### The problem
Give the material once more, word for word, without any images.

### Input data
---

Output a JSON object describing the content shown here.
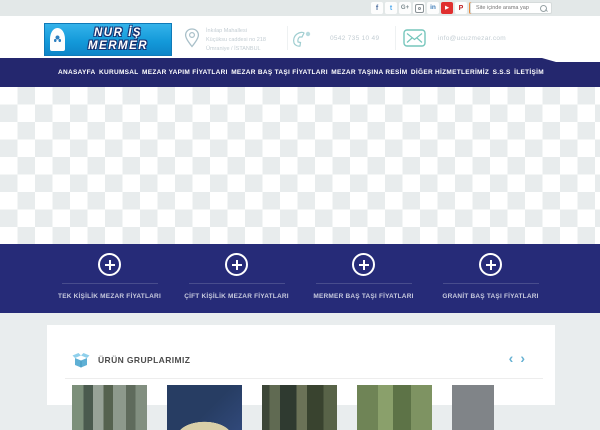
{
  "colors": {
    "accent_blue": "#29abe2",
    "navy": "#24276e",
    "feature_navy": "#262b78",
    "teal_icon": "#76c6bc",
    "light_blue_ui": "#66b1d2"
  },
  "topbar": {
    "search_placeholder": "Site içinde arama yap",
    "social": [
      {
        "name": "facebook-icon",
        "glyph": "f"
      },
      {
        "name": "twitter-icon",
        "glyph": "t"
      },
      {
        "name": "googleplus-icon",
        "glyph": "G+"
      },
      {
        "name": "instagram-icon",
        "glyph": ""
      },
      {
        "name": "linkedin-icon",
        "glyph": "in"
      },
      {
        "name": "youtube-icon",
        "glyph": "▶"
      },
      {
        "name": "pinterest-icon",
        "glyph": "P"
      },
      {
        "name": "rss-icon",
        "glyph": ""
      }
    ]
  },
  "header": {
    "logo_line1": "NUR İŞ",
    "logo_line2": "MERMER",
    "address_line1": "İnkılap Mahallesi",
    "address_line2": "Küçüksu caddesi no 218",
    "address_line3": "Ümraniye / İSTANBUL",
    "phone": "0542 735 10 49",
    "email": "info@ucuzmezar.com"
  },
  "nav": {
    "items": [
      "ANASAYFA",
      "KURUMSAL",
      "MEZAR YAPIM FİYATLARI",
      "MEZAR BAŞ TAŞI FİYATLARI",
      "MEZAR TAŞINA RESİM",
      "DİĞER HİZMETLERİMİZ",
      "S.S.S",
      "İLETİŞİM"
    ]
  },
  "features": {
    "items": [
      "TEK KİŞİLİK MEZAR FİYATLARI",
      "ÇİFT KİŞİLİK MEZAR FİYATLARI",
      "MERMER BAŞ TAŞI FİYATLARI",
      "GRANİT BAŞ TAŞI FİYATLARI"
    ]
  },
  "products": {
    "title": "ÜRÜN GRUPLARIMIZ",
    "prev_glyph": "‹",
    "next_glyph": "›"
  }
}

---

### The answer
Output a JSON object describing the content shown here.
{
  "colors": {
    "accent_blue": "#29abe2",
    "navy": "#24276e",
    "feature_navy": "#262b78",
    "teal_icon": "#76c6bc",
    "light_blue_ui": "#66b1d2"
  },
  "topbar": {
    "search_placeholder": "Site içinde arama yap",
    "social": [
      {
        "name": "facebook-icon",
        "glyph": "f"
      },
      {
        "name": "twitter-icon",
        "glyph": "t"
      },
      {
        "name": "googleplus-icon",
        "glyph": "G+"
      },
      {
        "name": "instagram-icon",
        "glyph": ""
      },
      {
        "name": "linkedin-icon",
        "glyph": "in"
      },
      {
        "name": "youtube-icon",
        "glyph": "▶"
      },
      {
        "name": "pinterest-icon",
        "glyph": "P"
      },
      {
        "name": "rss-icon",
        "glyph": ""
      }
    ]
  },
  "header": {
    "logo_line1": "NUR İŞ",
    "logo_line2": "MERMER",
    "address_line1": "İnkılap Mahallesi",
    "address_line2": "Küçüksu caddesi no 218",
    "address_line3": "Ümraniye / İSTANBUL",
    "phone": "0542 735 10 49",
    "email": "info@ucuzmezar.com"
  },
  "nav": {
    "items": [
      "ANASAYFA",
      "KURUMSAL",
      "MEZAR YAPIM FİYATLARI",
      "MEZAR BAŞ TAŞI FİYATLARI",
      "MEZAR TAŞINA RESİM",
      "DİĞER HİZMETLERİMİZ",
      "S.S.S",
      "İLETİŞİM"
    ]
  },
  "features": {
    "items": [
      "TEK KİŞİLİK MEZAR FİYATLARI",
      "ÇİFT KİŞİLİK MEZAR FİYATLARI",
      "MERMER BAŞ TAŞI FİYATLARI",
      "GRANİT BAŞ TAŞI FİYATLARI"
    ]
  },
  "products": {
    "title": "ÜRÜN GRUPLARIMIZ",
    "prev_glyph": "‹",
    "next_glyph": "›"
  }
}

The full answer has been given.